--- start INPUT FOR THIS TASK ---

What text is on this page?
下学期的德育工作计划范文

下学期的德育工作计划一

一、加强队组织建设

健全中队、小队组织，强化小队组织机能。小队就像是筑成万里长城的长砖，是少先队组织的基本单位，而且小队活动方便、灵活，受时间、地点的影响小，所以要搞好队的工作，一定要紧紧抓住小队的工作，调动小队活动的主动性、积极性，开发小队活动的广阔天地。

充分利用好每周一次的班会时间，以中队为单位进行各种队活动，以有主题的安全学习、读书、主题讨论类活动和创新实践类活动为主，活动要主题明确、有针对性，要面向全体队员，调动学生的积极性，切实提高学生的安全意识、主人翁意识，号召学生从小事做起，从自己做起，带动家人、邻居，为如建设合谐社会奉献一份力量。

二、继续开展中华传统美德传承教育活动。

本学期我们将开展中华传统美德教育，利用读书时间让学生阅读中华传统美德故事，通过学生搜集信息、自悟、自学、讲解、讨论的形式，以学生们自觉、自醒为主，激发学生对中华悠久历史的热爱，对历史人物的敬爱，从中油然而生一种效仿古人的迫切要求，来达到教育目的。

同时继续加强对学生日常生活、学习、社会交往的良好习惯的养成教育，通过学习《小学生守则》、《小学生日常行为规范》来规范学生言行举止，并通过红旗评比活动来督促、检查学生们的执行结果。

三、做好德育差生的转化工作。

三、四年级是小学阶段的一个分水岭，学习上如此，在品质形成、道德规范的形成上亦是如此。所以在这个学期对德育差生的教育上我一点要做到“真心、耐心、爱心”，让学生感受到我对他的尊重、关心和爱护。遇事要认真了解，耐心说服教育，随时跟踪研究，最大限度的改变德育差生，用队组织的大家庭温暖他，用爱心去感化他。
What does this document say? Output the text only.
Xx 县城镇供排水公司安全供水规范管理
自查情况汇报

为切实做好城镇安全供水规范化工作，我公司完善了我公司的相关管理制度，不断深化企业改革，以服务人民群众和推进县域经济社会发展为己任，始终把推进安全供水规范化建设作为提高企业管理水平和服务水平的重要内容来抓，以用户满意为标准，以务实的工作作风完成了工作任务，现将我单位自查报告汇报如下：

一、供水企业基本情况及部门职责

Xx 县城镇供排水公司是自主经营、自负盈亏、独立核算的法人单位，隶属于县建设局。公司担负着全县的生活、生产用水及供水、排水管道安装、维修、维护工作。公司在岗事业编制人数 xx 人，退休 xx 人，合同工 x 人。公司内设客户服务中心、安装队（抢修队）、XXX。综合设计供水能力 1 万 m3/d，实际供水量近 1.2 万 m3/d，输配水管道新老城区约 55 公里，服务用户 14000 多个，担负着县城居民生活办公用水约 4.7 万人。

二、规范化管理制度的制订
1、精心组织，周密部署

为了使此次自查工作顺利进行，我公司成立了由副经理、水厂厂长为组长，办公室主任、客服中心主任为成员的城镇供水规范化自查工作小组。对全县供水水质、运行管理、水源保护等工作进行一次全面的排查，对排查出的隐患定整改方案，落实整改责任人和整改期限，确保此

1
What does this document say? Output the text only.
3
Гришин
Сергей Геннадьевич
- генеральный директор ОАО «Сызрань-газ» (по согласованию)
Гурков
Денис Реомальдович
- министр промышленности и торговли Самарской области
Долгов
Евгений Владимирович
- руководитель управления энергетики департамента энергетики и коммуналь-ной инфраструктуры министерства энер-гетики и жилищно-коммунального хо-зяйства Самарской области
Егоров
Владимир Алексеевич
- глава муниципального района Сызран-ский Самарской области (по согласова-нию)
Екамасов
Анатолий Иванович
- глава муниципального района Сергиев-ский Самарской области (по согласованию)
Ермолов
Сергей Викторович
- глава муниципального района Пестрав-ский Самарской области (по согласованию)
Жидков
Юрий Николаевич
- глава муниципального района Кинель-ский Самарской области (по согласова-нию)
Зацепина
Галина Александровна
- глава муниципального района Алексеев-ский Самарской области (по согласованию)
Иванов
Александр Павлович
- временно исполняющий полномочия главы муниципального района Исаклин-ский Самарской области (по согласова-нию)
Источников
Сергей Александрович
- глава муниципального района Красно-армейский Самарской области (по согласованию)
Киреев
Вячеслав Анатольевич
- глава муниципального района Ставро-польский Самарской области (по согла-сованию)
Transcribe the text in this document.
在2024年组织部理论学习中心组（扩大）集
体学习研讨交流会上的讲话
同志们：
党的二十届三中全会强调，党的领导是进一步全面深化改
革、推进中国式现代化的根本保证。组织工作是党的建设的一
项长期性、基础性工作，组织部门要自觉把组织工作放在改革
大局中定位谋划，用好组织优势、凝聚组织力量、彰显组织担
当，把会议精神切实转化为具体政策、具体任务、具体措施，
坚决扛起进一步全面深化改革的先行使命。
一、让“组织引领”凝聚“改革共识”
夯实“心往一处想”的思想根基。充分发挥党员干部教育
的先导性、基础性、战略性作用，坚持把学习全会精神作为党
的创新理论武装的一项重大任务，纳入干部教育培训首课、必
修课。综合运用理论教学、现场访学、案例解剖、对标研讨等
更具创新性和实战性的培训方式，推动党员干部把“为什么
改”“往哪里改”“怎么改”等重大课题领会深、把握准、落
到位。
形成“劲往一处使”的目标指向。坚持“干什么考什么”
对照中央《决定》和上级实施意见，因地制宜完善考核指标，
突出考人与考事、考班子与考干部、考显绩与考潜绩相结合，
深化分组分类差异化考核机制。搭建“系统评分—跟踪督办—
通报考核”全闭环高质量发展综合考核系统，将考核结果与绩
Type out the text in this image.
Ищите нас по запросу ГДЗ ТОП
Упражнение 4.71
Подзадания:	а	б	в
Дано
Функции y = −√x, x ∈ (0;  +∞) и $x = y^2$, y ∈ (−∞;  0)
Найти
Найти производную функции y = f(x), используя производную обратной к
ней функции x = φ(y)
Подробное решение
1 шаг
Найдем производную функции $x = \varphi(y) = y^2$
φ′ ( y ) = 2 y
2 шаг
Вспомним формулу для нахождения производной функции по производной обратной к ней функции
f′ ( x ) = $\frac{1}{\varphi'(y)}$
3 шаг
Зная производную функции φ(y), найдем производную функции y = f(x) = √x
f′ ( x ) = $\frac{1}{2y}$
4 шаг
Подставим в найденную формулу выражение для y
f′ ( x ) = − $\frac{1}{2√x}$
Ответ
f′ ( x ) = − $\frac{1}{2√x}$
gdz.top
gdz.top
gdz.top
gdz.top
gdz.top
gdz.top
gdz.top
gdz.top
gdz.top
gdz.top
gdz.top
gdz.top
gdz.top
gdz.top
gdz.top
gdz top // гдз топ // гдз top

--- end INPUT FOR THIS TASK ---

> **DESCRIPTION OF THE TASK**
Filter the listing above by the word "varphi"; copy each line that passes.

> **COMPLETE RESPONSE**
Найдем производную функции $x = \varphi(y) = y^2$
f′ ( x ) = $\frac{1}{\varphi'(y)}$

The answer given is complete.